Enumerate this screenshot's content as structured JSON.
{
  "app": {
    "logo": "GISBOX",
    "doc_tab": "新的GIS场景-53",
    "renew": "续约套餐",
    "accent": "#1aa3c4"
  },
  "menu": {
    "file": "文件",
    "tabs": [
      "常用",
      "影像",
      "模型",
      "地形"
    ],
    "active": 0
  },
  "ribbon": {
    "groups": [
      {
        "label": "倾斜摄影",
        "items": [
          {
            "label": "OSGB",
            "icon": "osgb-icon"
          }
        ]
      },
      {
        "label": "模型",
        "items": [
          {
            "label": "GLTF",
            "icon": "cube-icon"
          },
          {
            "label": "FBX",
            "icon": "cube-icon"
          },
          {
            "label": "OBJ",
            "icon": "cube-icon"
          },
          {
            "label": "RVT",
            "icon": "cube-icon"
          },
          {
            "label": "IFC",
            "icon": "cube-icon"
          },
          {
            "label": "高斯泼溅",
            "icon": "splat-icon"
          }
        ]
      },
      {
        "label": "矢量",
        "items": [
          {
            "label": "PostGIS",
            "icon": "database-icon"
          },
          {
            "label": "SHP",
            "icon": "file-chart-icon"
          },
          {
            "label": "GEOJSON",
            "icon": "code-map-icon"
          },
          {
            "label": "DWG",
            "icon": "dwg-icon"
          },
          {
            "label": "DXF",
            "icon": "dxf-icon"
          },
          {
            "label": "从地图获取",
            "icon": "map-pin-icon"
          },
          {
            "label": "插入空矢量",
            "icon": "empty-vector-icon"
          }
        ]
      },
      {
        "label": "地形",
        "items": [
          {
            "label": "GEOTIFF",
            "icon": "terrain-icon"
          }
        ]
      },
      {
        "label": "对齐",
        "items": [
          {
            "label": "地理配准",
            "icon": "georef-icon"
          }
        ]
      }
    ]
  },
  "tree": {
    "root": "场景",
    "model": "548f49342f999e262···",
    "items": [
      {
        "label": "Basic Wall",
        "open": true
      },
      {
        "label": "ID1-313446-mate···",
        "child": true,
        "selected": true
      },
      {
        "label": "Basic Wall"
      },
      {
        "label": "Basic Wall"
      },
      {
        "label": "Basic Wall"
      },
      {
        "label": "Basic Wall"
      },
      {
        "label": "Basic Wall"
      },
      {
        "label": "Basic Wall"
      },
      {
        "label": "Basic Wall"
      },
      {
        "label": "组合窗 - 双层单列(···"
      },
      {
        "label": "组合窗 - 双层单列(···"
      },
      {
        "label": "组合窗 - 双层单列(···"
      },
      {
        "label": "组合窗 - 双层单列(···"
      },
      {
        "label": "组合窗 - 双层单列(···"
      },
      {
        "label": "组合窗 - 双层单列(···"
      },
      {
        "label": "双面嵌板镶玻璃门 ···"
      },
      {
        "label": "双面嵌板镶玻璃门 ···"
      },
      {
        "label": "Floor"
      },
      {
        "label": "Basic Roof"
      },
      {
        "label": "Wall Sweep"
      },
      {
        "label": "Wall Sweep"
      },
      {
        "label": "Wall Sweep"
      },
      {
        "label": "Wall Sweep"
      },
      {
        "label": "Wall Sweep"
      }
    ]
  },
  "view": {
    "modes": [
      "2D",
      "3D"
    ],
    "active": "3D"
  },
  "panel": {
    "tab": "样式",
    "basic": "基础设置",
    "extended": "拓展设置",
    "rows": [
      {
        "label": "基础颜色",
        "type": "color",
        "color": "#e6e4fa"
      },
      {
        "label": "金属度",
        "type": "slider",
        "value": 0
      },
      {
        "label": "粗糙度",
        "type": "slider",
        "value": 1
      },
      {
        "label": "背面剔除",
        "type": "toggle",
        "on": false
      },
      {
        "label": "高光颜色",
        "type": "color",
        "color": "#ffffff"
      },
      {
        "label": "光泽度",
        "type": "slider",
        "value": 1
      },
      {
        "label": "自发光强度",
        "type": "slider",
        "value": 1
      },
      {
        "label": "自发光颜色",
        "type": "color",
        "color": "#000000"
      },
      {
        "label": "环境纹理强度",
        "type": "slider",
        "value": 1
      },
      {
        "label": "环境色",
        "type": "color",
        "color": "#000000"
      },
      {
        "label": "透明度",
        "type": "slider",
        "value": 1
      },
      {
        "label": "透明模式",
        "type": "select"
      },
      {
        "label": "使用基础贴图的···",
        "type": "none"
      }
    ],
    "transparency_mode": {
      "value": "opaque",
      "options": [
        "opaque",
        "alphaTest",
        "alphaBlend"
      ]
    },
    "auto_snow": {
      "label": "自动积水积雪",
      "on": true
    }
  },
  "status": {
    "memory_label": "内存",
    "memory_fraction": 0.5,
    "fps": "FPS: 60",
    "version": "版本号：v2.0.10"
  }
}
====================
__Exercise details__: Your task is to list each line of the records with the word "true".

__Final result__:
        "open": true
        "child": true,
        "selected": true
      "on": true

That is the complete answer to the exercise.